Extracted records »
__________________________________________________

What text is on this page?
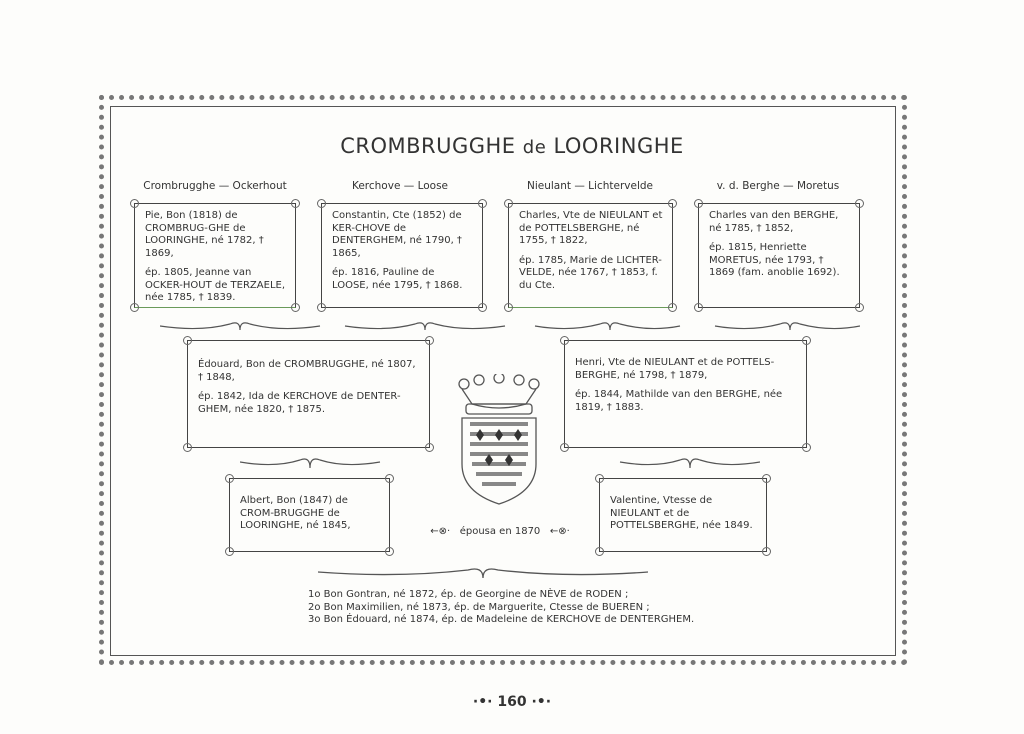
CROMBRUGGHE de LOORINGHE
Crombrugghe — Ockerhout	Kerchove — Loose	Nieulant — Lichtervelde	v. d. Berghe — Moretus

Pie, Bon (1818) de CROMBRUG-GHE de LOORINGHE, né 1782, † 1869,

ép. 1805, Jeanne van OCKER-HOUT de TERZAELE, née 1785, † 1839.

Constantin, Cte (1852) de KER-CHOVE de DENTERGHEM, né 1790, † 1865,

ép. 1816, Pauline de LOOSE, née 1795, † 1868.

Charles, Vte de NIEULANT et de POTTELSBERGHE, né 1755, † 1822,

ép. 1785, Marie de LICHTER-VELDE, née 1767, † 1853, f. du Cte.

Charles van den BERGHE, né 1785, † 1852,

ép. 1815, Henriette MORETUS, née 1793, † 1869 (fam. anoblie 1692).

Édouard, Bon de CROMBRUGGHE, né 1807, † 1848,

ép. 1842, Ida de KERCHOVE de DENTER-GHEM, née 1820, † 1875.

Henri, Vte de NIEULANT et de POTTELS-BERGHE, né 1798, † 1879,

ép. 1844, Mathilde van den BERGHE, née 1819, † 1883.

Albert, Bon (1847) de CROM-BRUGGHE de LOORINGHE, né 1845,

Valentine, Vtesse de NIEULANT et de POTTELSBERGHE, née 1849.

←⊗· épousa en 1870 ←⊗·
1o Bon Gontran, né 1872, ép. de Georgine de NÈVE de RODEN ;
2o Bon Maximilien, né 1873, ép. de Marguerite, Ctesse de BUEREN ;
3o Bon Édouard, né 1874, ép. de Madeleine de KERCHOVE de DENTERGHEM.
·•· 160 ·•·
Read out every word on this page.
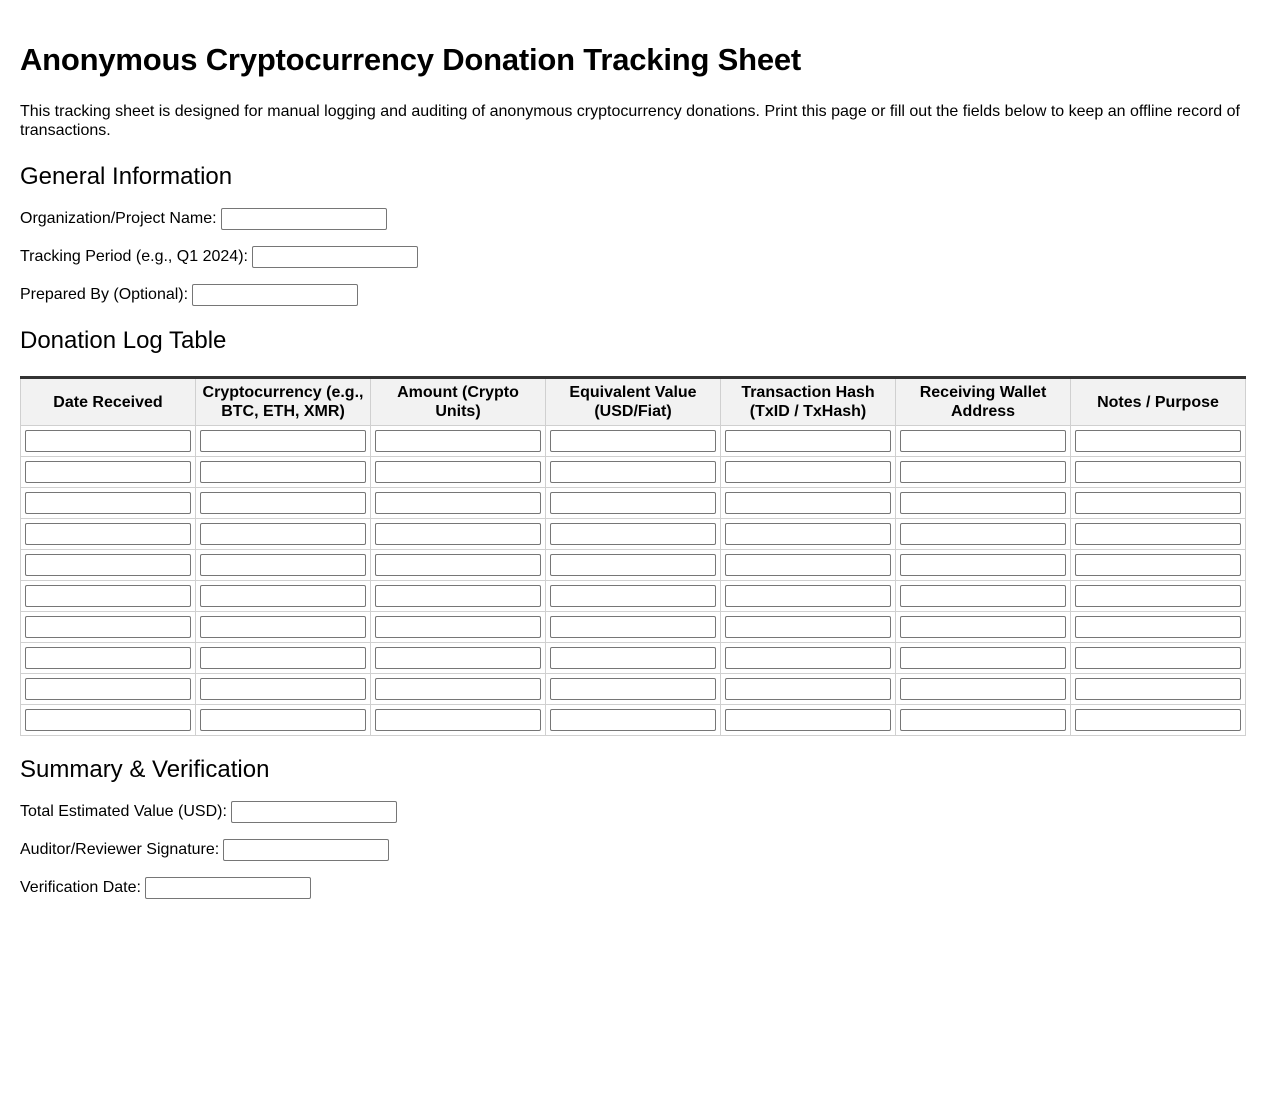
Anonymous Cryptocurrency Donation Tracking Sheet

This tracking sheet is designed for manual logging and auditing of anonymous cryptocurrency donations. Print this page or fill out the fields below to keep an offline record of transactions.

General Information
Organization/Project Name:
Tracking Period (e.g., Q1 2024):
Prepared By (Optional):
Donation Log Table
Date Received	Cryptocurrency (e.g., BTC, ETH, XMR)	Amount (Crypto Units)	Equivalent Value (USD/Fiat)	Transaction Hash (TxID / TxHash)	Receiving Wallet Address	Notes / Purpose

Summary & Verification
Total Estimated Value (USD):
Auditor/Reviewer Signature:
Verification Date:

__________________________________________________

Task statement » Working from the lines above, reproduce the material exactly and exclude its pictures.

Result for this task »
What text is on this page?
CROMBRUGGHE de LOORINGHE
Crombrugghe — Ockerhout	Kerchove — Loose	Nieulant — Lichtervelde	v. d. Berghe — Moretus

Pie, Bon (1818) de CROMBRUG-GHE de LOORINGHE, né 1782, † 1869,

ép. 1805, Jeanne van OCKER-HOUT de TERZAELE, née 1785, † 1839.

Constantin, Cte (1852) de KER-CHOVE de DENTERGHEM, né 1790, † 1865,

ép. 1816, Pauline de LOOSE, née 1795, † 1868.

Charles, Vte de NIEULANT et de POTTELSBERGHE, né 1755, † 1822,

ép. 1785, Marie de LICHTER-VELDE, née 1767, † 1853, f. du Cte.

Charles van den BERGHE, né 1785, † 1852,

ép. 1815, Henriette MORETUS, née 1793, † 1869 (fam. anoblie 1692).

Édouard, Bon de CROMBRUGGHE, né 1807, † 1848,

ép. 1842, Ida de KERCHOVE de DENTER-GHEM, née 1820, † 1875.

Henri, Vte de NIEULANT et de POTTELS-BERGHE, né 1798, † 1879,

ép. 1844, Mathilde van den BERGHE, née 1819, † 1883.

Albert, Bon (1847) de CROM-BRUGGHE de LOORINGHE, né 1845,

Valentine, Vtesse de NIEULANT et de POTTELSBERGHE, née 1849.

←⊗· épousa en 1870 ←⊗·
1o Bon Gontran, né 1872, ép. de Georgine de NÈVE de RODEN ;
2o Bon Maximilien, né 1873, ép. de Marguerite, Ctesse de BUEREN ;
3o Bon Édouard, né 1874, ép. de Madeleine de KERCHOVE de DENTERGHEM.
·•· 160 ·•·
Read out every word on this page.
Anonymous Cryptocurrency Donation Tracking Sheet

This tracking sheet is designed for manual logging and auditing of anonymous cryptocurrency donations. Print this page or fill out the fields below to keep an offline record of transactions.

General Information
Organization/Project Name:
Tracking Period (e.g., Q1 2024):
Prepared By (Optional):
Donation Log Table
Date Received	Cryptocurrency (e.g., BTC, ETH, XMR)	Amount (Crypto Units)	Equivalent Value (USD/Fiat)	Transaction Hash (TxID / TxHash)	Receiving Wallet Address	Notes / Purpose

Summary & Verification
Total Estimated Value (USD):
Auditor/Reviewer Signature:
Verification Date:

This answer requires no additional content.